-- start --
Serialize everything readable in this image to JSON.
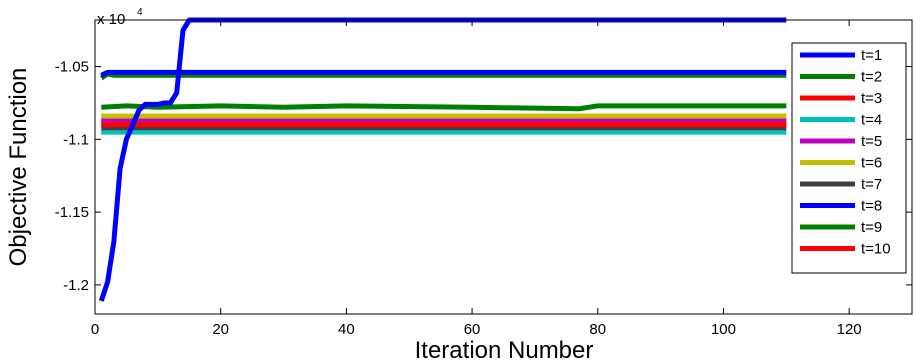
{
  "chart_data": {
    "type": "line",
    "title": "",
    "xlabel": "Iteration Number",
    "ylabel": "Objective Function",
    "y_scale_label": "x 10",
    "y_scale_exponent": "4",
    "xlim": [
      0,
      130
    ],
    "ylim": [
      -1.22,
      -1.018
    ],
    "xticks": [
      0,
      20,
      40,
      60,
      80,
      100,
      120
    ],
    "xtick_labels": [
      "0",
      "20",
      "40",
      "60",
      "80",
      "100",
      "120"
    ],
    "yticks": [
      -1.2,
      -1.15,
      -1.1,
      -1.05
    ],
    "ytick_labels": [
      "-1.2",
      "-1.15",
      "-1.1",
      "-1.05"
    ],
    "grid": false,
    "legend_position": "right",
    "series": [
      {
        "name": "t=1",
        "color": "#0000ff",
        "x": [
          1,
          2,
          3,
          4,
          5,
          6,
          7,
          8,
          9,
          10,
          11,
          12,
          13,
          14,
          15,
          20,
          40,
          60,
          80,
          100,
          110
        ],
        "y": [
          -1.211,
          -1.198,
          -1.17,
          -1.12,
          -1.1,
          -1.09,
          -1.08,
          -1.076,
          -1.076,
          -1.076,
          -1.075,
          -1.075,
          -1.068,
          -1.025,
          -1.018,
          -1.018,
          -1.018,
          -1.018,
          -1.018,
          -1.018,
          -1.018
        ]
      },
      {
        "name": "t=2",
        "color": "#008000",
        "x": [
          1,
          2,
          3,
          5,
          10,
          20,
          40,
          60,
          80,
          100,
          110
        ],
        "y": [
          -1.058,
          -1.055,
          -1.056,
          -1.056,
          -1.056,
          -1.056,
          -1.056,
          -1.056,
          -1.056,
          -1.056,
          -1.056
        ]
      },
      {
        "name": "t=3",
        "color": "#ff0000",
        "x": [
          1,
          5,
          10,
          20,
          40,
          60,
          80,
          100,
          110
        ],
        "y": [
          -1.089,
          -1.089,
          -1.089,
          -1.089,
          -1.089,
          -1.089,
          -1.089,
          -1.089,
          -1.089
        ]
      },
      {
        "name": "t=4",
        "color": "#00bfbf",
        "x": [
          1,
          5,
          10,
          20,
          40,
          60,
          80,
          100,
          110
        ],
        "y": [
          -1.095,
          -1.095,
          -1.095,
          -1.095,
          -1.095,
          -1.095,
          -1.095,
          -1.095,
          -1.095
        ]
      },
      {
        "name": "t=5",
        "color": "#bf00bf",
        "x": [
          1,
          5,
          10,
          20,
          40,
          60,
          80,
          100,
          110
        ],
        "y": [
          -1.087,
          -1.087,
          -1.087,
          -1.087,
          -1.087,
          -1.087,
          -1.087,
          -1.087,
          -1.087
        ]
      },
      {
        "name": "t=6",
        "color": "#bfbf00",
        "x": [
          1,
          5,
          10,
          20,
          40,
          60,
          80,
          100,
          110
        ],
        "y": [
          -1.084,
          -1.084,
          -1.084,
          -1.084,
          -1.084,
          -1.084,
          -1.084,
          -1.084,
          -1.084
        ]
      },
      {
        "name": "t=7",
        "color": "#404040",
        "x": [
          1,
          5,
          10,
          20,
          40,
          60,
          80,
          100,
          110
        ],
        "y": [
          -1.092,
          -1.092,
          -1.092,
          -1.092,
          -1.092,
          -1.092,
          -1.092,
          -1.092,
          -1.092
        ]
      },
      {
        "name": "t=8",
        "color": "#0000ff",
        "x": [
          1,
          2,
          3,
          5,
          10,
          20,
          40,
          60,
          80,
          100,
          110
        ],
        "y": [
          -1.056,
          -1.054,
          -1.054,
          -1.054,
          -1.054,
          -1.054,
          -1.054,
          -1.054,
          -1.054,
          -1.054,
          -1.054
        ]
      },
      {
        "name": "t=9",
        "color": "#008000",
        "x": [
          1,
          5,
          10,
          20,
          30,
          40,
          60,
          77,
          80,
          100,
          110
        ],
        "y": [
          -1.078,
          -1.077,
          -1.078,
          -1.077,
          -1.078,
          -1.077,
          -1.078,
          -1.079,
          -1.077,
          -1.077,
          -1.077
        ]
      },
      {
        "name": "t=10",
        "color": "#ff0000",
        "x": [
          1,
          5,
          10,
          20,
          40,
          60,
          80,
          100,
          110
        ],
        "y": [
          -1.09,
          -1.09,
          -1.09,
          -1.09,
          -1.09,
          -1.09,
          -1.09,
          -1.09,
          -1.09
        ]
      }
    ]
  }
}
-- end --
-- start --
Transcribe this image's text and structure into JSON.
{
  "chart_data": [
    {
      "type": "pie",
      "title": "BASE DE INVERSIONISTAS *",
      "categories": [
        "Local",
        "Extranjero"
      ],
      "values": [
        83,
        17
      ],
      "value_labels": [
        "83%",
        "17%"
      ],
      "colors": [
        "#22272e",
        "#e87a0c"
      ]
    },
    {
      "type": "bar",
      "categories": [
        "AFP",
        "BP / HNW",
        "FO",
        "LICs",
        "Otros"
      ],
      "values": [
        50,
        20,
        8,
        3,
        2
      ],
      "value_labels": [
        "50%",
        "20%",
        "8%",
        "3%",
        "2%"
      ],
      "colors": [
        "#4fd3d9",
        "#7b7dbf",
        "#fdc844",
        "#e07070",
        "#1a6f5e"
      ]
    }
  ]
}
-- end --
-- start --
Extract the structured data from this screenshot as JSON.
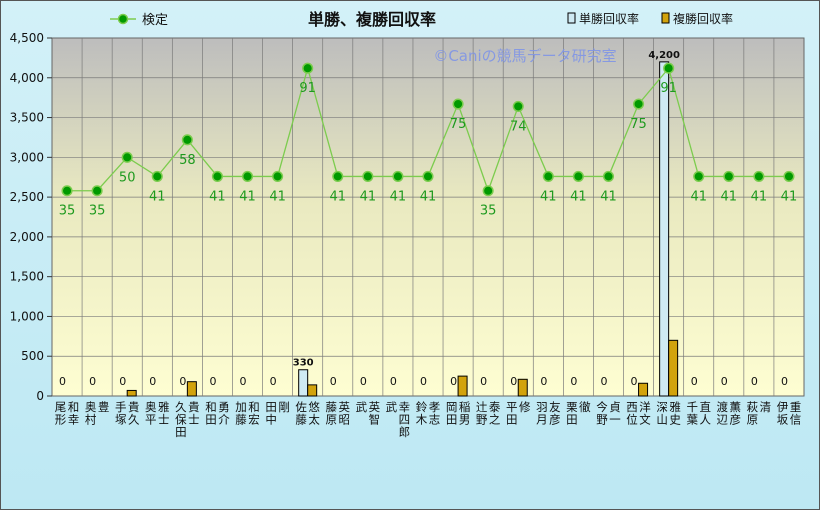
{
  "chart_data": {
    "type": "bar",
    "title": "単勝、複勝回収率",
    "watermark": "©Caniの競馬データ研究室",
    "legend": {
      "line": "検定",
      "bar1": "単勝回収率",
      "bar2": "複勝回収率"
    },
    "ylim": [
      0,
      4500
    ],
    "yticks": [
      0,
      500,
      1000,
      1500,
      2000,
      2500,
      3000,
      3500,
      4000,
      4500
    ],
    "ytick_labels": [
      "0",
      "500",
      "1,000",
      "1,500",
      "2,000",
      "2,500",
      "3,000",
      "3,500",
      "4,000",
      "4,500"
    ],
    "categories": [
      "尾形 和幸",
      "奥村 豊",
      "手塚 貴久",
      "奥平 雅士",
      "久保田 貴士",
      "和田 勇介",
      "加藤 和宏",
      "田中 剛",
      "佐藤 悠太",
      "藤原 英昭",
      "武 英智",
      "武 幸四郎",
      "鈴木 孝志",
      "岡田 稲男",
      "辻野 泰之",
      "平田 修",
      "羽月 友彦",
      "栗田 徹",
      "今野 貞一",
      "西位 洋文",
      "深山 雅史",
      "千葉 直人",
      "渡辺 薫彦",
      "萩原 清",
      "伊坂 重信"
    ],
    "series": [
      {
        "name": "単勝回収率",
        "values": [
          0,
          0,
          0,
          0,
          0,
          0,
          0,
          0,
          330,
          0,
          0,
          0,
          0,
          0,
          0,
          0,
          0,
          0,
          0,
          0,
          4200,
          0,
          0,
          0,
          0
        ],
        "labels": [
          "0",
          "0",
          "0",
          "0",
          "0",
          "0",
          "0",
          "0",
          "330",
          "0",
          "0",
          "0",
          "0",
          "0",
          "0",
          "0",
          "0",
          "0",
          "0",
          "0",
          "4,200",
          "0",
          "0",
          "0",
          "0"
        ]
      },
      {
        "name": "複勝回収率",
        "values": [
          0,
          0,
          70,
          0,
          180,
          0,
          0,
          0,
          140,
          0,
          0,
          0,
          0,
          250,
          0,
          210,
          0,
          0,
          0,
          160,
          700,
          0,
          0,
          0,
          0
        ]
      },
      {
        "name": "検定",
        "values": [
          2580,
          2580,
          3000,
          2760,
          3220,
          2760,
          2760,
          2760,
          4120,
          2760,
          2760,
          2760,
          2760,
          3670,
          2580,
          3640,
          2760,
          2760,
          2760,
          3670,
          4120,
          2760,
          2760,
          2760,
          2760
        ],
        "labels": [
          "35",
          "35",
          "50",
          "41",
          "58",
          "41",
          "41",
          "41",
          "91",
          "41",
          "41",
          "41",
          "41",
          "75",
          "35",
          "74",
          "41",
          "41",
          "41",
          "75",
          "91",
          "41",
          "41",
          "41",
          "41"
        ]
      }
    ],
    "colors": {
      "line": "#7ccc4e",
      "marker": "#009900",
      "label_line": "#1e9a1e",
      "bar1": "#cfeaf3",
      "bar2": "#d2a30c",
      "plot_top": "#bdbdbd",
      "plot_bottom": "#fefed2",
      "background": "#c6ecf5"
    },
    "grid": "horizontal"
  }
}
-- end --
**STATED EXERCISE**
Identify the lines of the data that contain the word "image". Copy each of them.

**SOLUTION FOR THIS EXERCISE**
Serialize everything readable in this image to JSON.
Transcribe this image's text and structure into JSON.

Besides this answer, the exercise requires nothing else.